> _SUPPLIED RECORDS_
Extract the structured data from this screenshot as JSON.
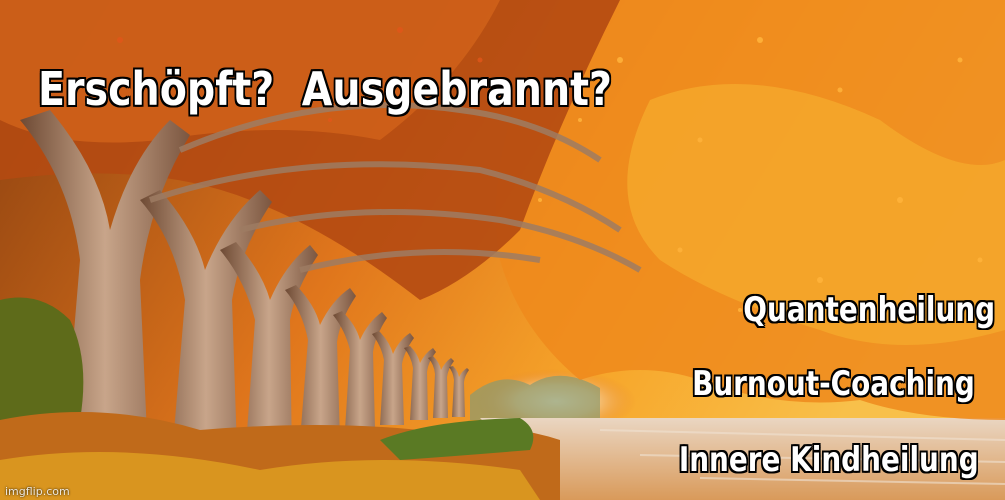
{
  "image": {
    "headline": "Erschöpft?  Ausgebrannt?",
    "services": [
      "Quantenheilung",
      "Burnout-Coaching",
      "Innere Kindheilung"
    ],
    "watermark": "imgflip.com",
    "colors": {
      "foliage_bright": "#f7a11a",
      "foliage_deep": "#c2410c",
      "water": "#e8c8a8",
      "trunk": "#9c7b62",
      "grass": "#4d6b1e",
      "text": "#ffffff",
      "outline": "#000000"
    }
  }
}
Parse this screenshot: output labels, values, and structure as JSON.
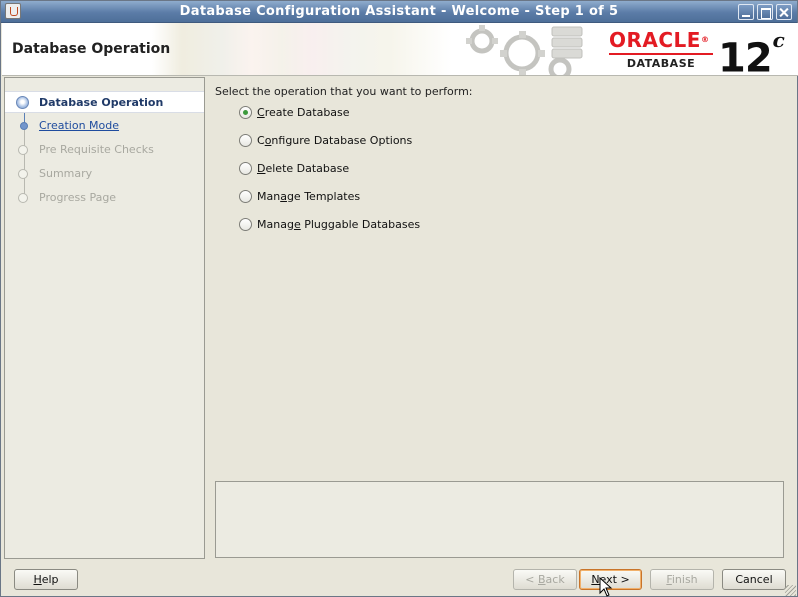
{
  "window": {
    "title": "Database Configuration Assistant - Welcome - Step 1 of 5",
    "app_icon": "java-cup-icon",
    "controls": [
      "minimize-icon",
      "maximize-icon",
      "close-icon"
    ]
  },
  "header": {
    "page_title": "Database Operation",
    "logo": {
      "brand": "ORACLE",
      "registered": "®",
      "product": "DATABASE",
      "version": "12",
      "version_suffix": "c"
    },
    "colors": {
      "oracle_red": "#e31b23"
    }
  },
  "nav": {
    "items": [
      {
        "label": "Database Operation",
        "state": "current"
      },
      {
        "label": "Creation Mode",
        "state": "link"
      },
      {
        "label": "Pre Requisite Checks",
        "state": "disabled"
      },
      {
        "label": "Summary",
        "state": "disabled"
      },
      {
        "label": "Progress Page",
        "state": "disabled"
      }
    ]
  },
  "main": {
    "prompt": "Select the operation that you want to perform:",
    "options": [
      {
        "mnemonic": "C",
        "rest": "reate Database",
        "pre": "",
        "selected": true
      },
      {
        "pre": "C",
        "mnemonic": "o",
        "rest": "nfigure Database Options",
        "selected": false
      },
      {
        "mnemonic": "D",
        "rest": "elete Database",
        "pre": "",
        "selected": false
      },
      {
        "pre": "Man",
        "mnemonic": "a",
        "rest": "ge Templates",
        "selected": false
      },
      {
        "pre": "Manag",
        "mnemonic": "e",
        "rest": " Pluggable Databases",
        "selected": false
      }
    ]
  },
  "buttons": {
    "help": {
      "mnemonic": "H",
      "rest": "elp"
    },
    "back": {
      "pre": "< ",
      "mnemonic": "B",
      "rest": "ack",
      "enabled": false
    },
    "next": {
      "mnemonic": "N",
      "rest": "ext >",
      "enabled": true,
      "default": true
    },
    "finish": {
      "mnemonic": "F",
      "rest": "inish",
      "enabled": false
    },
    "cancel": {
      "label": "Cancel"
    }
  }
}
--
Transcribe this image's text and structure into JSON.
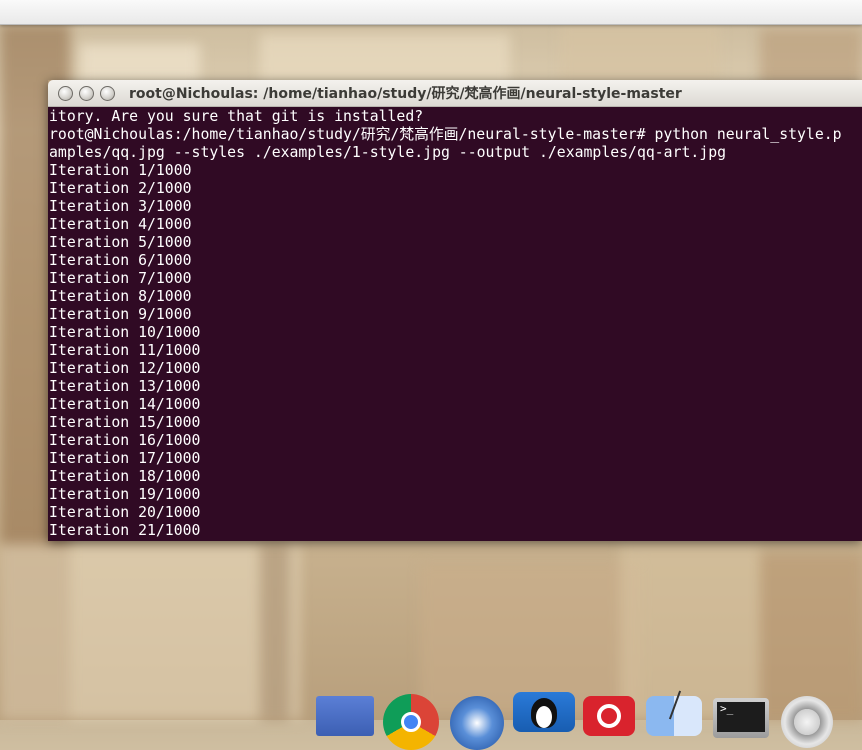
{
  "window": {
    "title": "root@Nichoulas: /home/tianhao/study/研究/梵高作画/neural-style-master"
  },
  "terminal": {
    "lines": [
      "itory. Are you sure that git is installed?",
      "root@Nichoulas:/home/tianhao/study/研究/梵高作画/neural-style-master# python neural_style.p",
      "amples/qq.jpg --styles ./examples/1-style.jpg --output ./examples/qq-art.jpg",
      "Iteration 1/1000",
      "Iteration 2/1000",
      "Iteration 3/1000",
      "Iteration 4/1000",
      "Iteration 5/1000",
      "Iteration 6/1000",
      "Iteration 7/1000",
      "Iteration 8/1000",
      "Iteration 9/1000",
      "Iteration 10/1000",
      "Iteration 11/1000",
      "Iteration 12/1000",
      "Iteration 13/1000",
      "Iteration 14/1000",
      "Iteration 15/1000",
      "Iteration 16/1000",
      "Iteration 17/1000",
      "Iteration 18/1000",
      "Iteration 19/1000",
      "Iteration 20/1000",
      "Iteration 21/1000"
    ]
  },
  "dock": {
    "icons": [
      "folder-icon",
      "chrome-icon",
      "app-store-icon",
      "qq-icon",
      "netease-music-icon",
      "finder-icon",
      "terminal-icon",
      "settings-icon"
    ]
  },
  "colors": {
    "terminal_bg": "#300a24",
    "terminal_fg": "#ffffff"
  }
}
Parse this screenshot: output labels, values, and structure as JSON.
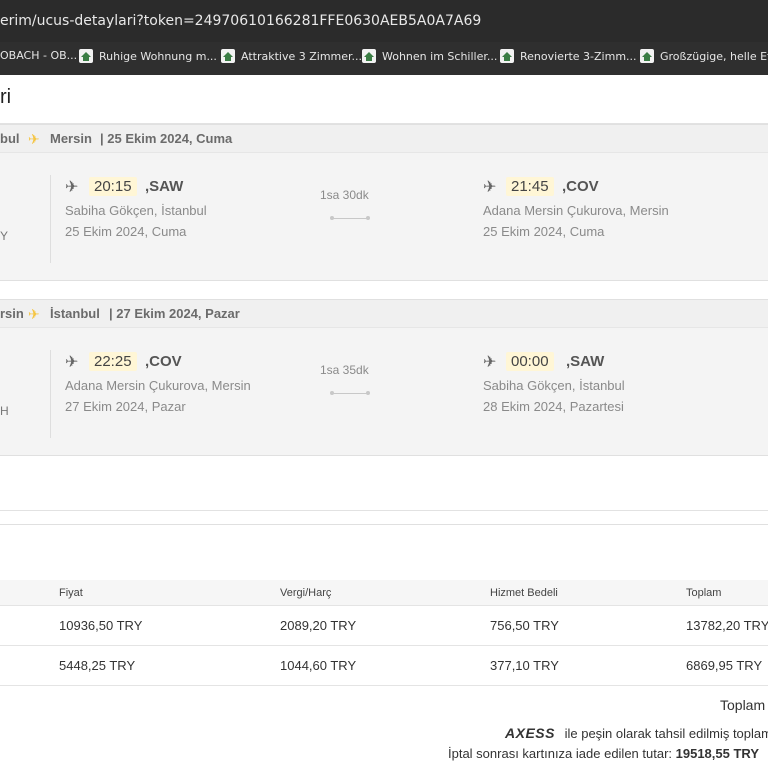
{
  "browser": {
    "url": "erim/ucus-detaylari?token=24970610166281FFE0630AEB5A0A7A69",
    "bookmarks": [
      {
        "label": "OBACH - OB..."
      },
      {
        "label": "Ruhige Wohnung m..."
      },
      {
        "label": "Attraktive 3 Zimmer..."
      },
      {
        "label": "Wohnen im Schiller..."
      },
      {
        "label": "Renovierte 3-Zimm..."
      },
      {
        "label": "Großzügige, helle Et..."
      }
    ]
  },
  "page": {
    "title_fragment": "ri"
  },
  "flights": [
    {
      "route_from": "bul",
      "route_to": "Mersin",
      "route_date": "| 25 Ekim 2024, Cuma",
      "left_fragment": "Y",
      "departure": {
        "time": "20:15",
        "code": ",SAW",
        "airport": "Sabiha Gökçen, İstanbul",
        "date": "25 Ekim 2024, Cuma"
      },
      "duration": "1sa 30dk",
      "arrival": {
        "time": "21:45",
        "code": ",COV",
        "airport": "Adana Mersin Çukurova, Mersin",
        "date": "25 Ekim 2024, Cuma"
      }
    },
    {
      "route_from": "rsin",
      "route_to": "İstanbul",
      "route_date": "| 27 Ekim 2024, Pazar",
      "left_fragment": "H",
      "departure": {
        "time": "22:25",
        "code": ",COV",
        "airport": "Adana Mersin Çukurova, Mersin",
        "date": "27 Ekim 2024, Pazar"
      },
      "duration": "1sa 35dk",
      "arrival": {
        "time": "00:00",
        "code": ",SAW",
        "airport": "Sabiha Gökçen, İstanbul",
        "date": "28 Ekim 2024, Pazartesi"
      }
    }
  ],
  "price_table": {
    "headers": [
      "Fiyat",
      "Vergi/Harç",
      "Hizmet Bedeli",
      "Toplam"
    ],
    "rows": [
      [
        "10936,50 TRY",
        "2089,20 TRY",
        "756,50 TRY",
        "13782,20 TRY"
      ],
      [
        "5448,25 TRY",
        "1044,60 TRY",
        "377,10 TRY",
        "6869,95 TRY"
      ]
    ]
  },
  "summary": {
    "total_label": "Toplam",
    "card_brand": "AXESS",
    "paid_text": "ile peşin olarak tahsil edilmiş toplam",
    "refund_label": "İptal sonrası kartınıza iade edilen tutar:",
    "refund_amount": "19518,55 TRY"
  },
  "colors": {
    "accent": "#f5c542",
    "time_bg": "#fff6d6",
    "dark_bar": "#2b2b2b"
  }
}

> _GOAL_
List all lines above in which the string "Nichoulas" appears.

> _TASK ANSWER_
    "title": "root@Nichoulas: /home/tianhao/study/研究/梵高作画/neural-style-master"
      "root@Nichoulas:/home/tianhao/study/研究/梵高作画/neural-style-master# python neural_style.p",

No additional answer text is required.